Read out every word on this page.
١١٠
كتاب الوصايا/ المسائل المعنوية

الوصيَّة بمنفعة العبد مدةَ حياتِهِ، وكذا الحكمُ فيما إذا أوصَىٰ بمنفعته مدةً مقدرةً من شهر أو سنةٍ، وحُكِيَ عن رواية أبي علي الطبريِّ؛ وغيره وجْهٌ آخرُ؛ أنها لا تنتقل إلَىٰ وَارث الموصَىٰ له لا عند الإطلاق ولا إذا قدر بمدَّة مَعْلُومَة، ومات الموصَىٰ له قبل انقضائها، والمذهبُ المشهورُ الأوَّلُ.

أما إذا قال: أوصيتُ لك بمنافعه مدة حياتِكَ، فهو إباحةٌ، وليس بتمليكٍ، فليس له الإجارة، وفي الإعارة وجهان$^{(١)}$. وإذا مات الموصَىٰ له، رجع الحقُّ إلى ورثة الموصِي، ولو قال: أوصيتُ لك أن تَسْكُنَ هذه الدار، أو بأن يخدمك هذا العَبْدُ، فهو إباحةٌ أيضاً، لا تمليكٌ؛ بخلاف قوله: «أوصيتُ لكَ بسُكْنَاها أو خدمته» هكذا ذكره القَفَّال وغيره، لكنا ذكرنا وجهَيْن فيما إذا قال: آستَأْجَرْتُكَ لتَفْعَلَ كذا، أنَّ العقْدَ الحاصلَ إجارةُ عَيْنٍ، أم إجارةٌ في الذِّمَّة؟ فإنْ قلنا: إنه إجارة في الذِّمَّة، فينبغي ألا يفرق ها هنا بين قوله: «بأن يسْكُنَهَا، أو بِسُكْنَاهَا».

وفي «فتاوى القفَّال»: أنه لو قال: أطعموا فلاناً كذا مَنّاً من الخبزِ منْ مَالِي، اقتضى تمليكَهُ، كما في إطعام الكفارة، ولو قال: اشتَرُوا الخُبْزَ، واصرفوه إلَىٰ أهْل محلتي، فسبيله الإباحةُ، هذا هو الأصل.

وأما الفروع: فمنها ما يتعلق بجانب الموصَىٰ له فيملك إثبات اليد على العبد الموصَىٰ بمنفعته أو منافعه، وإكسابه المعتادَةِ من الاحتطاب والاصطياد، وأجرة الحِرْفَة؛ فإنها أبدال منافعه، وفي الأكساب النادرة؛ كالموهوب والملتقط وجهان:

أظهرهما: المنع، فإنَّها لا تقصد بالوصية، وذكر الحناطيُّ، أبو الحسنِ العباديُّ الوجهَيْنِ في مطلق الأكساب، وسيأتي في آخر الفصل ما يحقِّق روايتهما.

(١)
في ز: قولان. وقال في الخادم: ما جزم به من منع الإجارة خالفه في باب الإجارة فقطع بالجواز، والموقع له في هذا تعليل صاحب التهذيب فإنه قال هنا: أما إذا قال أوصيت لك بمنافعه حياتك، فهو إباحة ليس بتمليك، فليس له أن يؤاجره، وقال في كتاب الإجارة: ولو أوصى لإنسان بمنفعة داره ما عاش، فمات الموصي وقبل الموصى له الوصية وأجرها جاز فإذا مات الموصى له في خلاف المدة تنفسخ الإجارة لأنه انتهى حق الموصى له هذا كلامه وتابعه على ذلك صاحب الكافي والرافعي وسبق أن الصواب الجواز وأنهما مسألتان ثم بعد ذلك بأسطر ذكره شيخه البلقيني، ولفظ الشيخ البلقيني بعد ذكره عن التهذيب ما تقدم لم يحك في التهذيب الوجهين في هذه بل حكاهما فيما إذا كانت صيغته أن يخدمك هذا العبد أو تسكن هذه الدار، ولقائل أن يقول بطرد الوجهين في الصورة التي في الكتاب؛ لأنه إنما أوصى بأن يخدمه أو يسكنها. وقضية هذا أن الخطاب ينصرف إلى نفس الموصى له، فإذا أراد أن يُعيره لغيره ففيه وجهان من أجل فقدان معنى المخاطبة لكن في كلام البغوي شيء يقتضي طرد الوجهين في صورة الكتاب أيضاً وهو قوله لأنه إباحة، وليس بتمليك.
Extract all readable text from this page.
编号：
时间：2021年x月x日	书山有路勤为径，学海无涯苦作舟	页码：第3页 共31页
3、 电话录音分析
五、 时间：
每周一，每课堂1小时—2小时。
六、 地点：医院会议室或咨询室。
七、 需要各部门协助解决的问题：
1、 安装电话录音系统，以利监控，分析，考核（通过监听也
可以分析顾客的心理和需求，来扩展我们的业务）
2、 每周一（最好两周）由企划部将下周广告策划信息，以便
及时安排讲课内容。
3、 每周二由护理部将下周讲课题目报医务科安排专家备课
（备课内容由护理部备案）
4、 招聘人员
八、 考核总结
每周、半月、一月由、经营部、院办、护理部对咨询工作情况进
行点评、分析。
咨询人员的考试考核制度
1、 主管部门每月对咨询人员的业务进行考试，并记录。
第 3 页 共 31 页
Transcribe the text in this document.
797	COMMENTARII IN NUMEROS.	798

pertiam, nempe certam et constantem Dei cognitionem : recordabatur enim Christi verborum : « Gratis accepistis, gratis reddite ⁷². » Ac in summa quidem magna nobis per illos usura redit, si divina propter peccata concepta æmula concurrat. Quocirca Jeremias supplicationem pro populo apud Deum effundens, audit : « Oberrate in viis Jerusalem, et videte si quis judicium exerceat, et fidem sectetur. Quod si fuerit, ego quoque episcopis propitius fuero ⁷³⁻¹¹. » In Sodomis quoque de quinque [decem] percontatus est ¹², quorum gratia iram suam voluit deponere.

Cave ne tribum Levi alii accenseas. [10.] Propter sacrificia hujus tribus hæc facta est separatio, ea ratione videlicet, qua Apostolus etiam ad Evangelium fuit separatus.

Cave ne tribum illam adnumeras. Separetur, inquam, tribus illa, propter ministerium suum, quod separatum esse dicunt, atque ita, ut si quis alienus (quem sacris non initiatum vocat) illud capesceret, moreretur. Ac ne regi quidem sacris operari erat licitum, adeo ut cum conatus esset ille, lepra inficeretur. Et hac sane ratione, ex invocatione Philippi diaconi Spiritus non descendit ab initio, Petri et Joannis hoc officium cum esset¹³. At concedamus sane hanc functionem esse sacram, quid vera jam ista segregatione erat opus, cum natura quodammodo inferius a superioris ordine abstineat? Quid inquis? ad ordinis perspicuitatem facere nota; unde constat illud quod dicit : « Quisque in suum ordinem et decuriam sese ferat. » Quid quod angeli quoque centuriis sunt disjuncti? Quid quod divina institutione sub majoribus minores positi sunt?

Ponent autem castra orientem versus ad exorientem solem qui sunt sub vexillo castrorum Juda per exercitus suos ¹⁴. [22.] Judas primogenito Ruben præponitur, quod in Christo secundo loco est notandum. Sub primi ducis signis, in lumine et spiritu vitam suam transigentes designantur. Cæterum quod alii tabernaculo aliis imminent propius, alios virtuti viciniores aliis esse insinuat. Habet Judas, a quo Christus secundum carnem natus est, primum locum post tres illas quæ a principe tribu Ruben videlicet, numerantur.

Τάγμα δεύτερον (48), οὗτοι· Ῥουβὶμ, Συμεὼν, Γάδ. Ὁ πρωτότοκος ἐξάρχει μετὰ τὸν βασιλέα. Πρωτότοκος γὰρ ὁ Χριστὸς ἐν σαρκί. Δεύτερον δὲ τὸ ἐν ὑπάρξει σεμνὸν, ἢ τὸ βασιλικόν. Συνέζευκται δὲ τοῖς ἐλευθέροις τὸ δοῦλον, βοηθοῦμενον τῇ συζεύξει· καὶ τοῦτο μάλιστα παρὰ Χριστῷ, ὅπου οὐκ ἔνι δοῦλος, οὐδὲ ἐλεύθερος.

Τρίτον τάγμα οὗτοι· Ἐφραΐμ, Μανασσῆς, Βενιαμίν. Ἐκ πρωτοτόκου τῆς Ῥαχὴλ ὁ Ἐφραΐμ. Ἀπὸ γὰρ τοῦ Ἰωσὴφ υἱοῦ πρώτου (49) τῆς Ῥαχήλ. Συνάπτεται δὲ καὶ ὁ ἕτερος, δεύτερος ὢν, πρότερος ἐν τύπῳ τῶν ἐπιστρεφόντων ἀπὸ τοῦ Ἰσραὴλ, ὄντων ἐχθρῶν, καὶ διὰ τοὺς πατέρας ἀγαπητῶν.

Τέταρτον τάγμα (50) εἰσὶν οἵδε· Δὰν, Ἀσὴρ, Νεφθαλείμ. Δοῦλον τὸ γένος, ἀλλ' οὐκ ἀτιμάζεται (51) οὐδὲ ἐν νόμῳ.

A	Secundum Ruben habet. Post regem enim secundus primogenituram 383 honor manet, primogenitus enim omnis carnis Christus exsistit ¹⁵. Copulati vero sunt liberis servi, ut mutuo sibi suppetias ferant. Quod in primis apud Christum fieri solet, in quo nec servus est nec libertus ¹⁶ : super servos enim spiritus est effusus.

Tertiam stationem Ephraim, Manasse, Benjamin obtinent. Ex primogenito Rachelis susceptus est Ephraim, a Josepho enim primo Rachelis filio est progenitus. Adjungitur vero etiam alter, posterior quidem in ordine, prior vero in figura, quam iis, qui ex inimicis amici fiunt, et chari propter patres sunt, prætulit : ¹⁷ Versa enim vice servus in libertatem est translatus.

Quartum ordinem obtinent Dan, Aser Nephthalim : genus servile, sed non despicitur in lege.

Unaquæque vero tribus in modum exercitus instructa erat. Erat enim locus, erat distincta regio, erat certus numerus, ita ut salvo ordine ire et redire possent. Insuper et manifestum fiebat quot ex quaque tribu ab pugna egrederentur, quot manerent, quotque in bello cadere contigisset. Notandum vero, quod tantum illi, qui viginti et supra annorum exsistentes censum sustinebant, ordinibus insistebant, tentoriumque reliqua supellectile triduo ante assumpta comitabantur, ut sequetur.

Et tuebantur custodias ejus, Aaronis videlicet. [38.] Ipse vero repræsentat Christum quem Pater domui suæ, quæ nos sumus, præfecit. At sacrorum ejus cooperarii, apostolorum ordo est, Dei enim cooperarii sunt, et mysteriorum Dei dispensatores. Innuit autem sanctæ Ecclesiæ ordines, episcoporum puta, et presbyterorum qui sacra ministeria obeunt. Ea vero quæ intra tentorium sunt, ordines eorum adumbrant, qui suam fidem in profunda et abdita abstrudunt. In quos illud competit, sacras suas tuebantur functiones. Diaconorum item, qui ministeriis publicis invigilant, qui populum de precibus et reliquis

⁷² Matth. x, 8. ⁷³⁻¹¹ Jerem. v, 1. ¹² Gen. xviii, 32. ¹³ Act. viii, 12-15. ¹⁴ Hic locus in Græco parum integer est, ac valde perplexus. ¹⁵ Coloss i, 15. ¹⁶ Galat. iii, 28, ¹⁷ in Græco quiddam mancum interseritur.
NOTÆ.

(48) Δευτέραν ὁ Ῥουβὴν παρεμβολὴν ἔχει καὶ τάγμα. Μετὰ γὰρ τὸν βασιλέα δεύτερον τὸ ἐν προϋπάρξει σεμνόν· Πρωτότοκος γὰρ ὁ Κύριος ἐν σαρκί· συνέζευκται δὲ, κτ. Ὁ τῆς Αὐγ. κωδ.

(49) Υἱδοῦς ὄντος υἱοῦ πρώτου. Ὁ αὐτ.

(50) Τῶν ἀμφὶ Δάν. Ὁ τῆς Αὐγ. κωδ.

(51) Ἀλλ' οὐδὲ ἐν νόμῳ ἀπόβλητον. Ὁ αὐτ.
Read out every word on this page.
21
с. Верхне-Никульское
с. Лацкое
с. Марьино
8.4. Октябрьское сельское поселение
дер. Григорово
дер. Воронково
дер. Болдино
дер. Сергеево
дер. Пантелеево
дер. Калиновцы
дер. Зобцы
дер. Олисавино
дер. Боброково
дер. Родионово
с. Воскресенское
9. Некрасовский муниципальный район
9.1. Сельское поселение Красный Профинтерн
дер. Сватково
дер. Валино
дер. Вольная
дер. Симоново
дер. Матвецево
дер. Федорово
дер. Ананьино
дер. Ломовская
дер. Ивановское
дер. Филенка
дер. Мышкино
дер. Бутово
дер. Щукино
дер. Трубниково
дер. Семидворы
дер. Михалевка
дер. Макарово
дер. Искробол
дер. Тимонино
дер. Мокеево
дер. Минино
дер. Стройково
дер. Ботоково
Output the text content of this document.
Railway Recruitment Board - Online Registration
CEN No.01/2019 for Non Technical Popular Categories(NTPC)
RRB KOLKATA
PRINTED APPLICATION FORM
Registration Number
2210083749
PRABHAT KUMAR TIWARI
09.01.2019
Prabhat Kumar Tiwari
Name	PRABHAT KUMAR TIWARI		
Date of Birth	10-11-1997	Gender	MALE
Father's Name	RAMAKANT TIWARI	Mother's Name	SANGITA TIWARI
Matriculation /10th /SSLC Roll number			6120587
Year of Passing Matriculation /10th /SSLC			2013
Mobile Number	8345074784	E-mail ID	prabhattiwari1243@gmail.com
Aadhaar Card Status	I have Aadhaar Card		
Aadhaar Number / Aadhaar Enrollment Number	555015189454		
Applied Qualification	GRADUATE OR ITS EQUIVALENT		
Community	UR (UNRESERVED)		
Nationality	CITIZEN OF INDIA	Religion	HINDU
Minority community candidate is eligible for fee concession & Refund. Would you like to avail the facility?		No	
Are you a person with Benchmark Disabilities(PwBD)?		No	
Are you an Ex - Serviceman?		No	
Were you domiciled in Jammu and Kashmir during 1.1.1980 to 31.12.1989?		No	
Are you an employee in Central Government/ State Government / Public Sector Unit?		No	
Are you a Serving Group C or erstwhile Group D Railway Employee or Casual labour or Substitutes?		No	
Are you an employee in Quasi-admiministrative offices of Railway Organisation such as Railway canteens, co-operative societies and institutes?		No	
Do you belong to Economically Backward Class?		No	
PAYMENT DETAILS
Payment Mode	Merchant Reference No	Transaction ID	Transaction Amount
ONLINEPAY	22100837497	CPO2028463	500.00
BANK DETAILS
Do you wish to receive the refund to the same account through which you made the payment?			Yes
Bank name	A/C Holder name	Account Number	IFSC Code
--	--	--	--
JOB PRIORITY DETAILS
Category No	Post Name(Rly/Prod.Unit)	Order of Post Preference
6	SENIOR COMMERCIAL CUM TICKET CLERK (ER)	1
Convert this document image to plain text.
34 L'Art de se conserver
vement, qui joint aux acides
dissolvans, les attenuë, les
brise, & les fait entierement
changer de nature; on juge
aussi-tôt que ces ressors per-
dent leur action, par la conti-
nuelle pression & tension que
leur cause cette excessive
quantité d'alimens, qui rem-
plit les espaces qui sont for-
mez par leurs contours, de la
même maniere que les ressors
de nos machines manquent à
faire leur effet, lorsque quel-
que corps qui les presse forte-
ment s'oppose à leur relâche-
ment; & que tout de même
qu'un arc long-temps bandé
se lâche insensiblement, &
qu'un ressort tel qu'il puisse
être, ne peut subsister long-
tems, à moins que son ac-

——————————

### Exercise
Using the listing above, gather each line that holds the string "Πρωτότοκος" and copy it.

### Correct answer
Τάγμα δεύτερον (48), οὗτοι· Ῥουβὶμ, Συμεὼν, Γάδ. Ὁ πρωτότοκος ἐξάρχει μετὰ τὸν βασιλέα. Πρωτότοκος γὰρ ὁ Χριστὸς ἐν σαρκί. Δεύτερον δὲ τὸ ἐν ὑπάρξει σεμνὸν, ἢ τὸ βασιλικόν. Συνέζευκται δὲ τοῖς ἐλευθέροις τὸ δοῦλον, βοηθοῦμενον τῇ συζεύξει· καὶ τοῦτο μάλιστα παρὰ Χριστῷ, ὅπου οὐκ ἔνι δοῦλος, οὐδὲ ἐλεύθερος.
(48) Δευτέραν ὁ Ῥουβὴν παρεμβολὴν ἔχει καὶ τάγμα. Μετὰ γὰρ τὸν βασιλέα δεύτερον τὸ ἐν προϋπάρξει σεμνόν· Πρωτότοκος γὰρ ὁ Κύριος ἐν σαρκί· συνέζευκται δὲ, κτ. Ὁ τῆς Αὐγ. κωδ.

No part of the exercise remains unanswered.